═══ SUPPLIED RECORDS
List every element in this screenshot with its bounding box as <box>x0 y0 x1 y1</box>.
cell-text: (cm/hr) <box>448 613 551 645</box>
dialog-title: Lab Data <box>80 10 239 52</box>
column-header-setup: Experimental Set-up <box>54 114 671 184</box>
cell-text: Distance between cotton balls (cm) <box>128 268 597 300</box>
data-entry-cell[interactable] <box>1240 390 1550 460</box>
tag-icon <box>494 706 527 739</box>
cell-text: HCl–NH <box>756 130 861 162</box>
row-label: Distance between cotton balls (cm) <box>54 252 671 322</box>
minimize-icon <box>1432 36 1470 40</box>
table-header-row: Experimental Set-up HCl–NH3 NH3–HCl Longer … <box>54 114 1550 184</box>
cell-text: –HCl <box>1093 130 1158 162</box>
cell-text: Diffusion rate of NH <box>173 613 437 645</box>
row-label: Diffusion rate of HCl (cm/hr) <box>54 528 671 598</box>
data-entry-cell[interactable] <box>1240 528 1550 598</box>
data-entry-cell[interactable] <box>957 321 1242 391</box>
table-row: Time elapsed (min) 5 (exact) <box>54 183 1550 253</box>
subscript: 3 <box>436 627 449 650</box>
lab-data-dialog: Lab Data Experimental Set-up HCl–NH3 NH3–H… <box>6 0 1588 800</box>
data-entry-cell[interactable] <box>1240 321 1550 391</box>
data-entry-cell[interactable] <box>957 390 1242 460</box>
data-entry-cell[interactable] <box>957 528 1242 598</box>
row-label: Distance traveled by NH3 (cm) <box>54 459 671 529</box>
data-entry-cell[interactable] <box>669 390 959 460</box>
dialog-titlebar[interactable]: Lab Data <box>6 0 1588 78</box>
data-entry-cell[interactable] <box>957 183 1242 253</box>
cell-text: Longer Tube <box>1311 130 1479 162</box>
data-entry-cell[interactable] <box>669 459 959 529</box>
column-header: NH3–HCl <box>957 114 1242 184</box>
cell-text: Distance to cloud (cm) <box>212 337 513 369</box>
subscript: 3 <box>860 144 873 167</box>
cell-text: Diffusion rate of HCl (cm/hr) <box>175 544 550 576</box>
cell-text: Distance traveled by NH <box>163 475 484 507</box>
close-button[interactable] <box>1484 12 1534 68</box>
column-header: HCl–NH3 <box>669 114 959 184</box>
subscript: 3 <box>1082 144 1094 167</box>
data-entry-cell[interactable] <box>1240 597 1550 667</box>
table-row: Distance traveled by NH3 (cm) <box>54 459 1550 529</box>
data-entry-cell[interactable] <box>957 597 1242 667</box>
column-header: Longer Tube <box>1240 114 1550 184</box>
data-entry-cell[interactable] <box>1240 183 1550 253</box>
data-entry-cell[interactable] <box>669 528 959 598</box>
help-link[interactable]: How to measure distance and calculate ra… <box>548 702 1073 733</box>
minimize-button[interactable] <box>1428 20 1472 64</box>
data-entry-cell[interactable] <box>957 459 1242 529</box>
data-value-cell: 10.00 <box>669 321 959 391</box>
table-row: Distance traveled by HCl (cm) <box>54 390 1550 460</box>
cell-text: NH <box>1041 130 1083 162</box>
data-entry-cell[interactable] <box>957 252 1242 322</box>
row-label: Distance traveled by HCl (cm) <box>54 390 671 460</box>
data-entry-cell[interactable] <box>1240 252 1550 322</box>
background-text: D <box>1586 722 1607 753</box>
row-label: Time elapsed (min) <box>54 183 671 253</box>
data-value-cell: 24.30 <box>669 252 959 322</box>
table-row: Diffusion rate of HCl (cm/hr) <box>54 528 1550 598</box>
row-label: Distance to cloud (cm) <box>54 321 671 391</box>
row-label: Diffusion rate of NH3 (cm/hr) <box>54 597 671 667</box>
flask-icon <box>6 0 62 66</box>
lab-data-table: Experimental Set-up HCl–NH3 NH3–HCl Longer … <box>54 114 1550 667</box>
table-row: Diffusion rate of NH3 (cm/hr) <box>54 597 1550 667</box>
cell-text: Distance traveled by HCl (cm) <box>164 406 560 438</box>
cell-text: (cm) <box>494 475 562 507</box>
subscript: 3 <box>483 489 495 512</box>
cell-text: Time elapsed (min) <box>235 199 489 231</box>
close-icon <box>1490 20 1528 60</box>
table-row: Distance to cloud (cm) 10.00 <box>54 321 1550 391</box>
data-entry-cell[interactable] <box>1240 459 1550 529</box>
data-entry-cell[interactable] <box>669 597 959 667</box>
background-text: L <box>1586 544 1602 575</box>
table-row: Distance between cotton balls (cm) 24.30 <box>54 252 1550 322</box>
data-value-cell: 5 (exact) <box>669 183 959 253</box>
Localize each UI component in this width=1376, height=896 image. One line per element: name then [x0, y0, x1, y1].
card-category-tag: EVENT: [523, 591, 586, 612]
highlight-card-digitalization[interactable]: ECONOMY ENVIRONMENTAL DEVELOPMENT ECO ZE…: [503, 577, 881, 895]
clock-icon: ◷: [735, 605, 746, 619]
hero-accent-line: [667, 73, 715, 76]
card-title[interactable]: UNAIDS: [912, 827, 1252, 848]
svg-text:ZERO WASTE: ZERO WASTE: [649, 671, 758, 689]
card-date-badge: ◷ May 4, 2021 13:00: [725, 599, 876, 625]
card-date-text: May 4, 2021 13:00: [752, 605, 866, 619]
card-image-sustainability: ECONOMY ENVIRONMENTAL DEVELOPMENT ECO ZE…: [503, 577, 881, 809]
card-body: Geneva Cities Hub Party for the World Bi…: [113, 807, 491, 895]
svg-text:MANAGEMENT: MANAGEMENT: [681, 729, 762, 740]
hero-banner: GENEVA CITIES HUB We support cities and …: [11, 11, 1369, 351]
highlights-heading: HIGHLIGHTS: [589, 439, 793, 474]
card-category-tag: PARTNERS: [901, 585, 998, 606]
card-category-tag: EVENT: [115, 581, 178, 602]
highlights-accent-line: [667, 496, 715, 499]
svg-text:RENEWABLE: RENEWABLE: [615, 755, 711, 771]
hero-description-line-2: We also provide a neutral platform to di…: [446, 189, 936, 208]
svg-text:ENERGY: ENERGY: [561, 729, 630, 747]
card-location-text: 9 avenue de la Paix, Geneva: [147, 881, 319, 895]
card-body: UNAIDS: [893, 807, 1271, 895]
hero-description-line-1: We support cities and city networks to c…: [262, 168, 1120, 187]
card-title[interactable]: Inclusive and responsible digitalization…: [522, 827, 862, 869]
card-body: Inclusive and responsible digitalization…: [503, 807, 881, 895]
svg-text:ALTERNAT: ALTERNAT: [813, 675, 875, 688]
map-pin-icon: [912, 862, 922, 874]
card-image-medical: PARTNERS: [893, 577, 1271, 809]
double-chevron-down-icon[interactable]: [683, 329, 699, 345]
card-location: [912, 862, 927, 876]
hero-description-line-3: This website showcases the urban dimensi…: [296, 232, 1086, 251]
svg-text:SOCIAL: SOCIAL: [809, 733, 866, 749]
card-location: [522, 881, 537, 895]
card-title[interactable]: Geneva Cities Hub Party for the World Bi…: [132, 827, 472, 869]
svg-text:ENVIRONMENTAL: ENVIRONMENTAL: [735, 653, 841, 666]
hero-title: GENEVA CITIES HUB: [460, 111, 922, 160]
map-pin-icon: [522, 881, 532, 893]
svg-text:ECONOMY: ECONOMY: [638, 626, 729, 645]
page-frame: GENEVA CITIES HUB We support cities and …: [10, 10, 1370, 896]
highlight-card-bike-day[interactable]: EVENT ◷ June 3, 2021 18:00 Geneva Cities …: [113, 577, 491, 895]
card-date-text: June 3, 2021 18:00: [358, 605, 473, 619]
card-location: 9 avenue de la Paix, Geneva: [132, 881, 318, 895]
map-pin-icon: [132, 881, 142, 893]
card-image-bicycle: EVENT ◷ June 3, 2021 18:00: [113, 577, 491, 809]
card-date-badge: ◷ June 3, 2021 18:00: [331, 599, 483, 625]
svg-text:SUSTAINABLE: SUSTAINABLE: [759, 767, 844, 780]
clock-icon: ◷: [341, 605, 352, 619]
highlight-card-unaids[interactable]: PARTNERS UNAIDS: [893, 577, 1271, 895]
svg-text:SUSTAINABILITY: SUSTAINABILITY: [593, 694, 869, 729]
══════
WRITTEN PROBLEM => Can you return every line from the start of the records down to the line containing "cell-text: HCl–NH <box>756 130 861 162</box>", including both ends, with each line reproduced unchanged?

SOLUTION FOR THIS PROBLEM =>
List every element in this screenshot with its bounding box as <box>x0 y0 x1 y1</box>.
cell-text: (cm/hr) <box>448 613 551 645</box>
dialog-title: Lab Data <box>80 10 239 52</box>
column-header-setup: Experimental Set-up <box>54 114 671 184</box>
cell-text: Distance between cotton balls (cm) <box>128 268 597 300</box>
data-entry-cell[interactable] <box>1240 390 1550 460</box>
tag-icon <box>494 706 527 739</box>
cell-text: HCl–NH <box>756 130 861 162</box>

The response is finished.